YOUR OBJECTIVE
Output every line of the material exactly, omitting images.

Records from a data collection
------------------------------------------------

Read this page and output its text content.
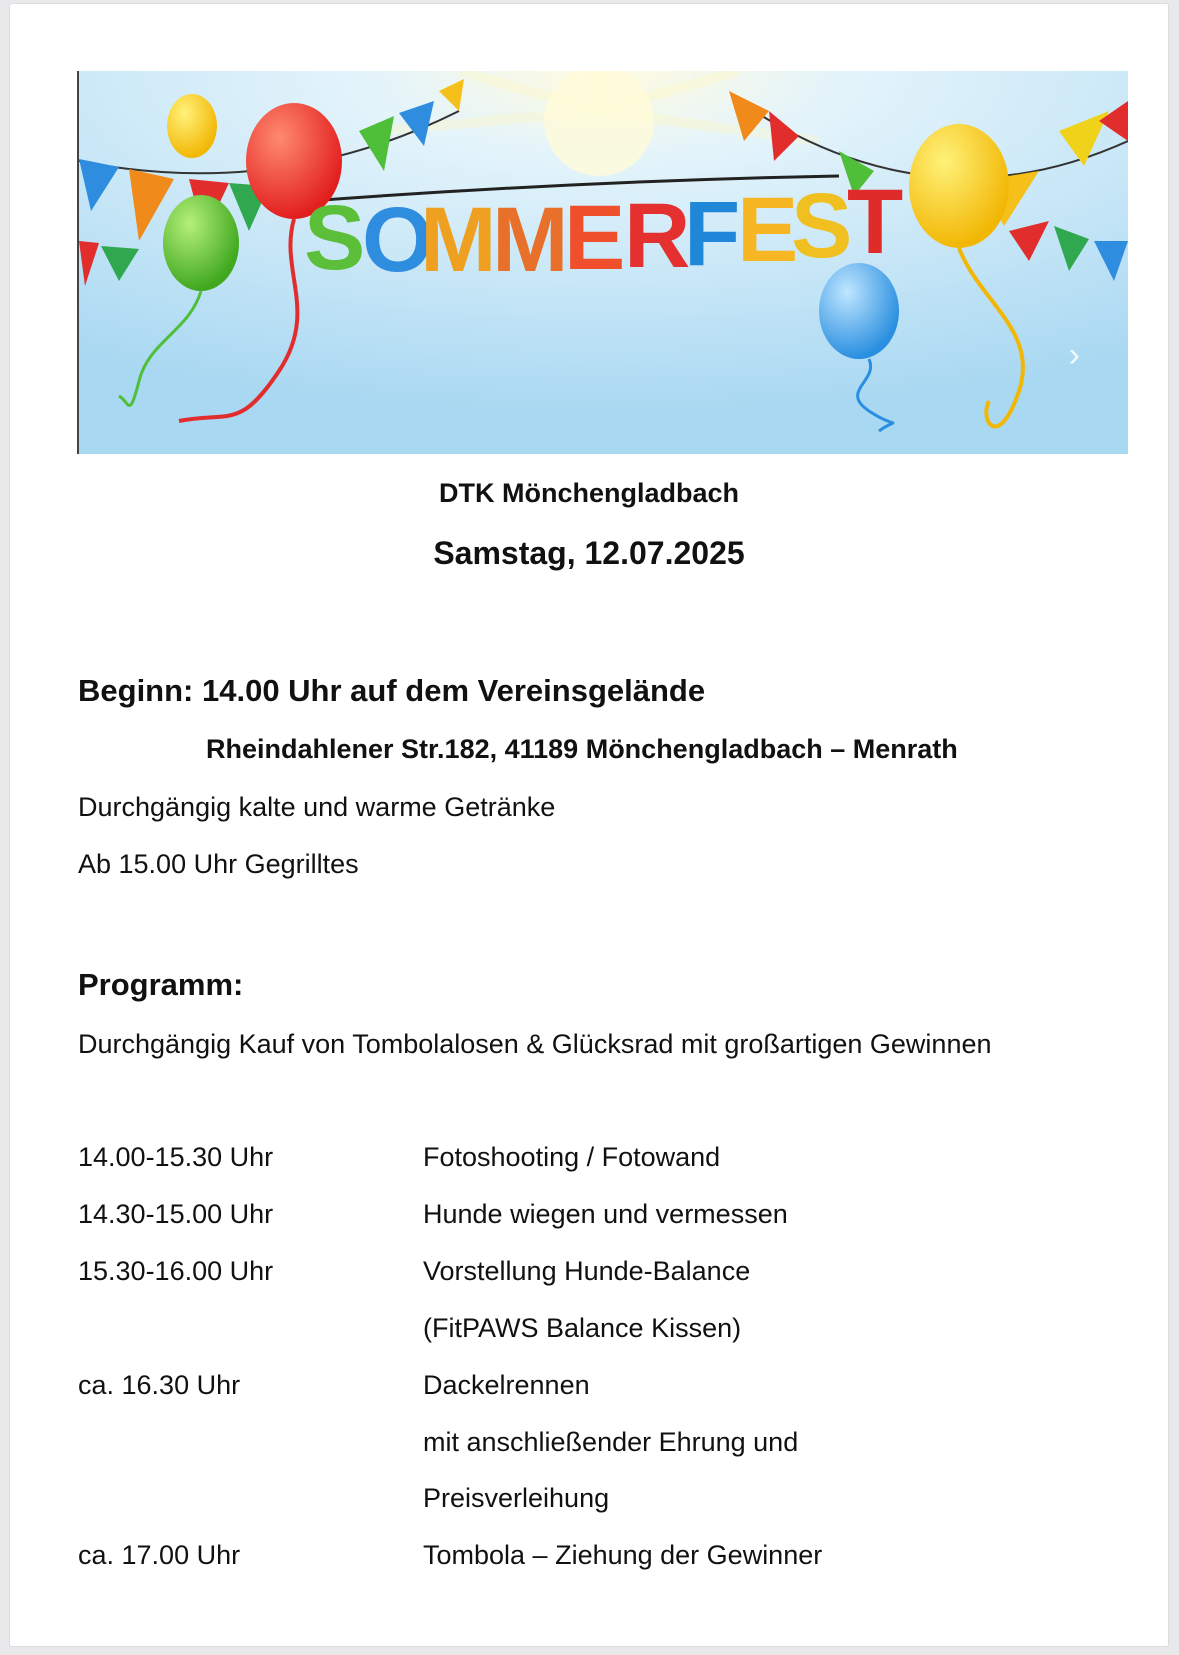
S
O
M
M
E
R
F
E
S
T
›
DTK Mönchengladbach
Samstag, 12.07.2025
Beginn: 14.00 Uhr auf dem Vereinsgelände
Rheindahlener Str.182, 41189 Mönchengladbach – Menrath
Durchgängig kalte und warme Getränke
Ab 15.00 Uhr Gegrilltes
Programm:
Durchgängig Kauf von Tombolalosen & Glücksrad mit großartigen Gewinnen
14.00-15.30 Uhr	Fotoshooting / Fotowand
14.30-15.00 Uhr	Hunde wiegen und vermessen
15.30-16.00 Uhr	Vorstellung Hunde-Balance
(FitPAWS Balance Kissen)
ca. 16.30 Uhr	Dackelrennen
mit anschließender Ehrung und
Preisverleihung
ca. 17.00 Uhr	Tombola – Ziehung der Gewinner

------------------------------------------------

FINISHED EXERCISE
Read this page and output its text content.
S
O
M
M
E
R
F
E
S
T
›
DTK Mönchengladbach
Samstag, 12.07.2025
Beginn: 14.00 Uhr auf dem Vereinsgelände
Rheindahlener Str.182, 41189 Mönchengladbach – Menrath
Durchgängig kalte und warme Getränke
Ab 15.00 Uhr Gegrilltes
Programm:
Durchgängig Kauf von Tombolalosen & Glücksrad mit großartigen Gewinnen
14.00-15.30 Uhr	Fotoshooting / Fotowand
14.30-15.00 Uhr	Hunde wiegen und vermessen
15.30-16.00 Uhr	Vorstellung Hunde-Balance
(FitPAWS Balance Kissen)
ca. 16.30 Uhr	Dackelrennen
mit anschließender Ehrung und
Preisverleihung
ca. 17.00 Uhr	Tombola – Ziehung der Gewinner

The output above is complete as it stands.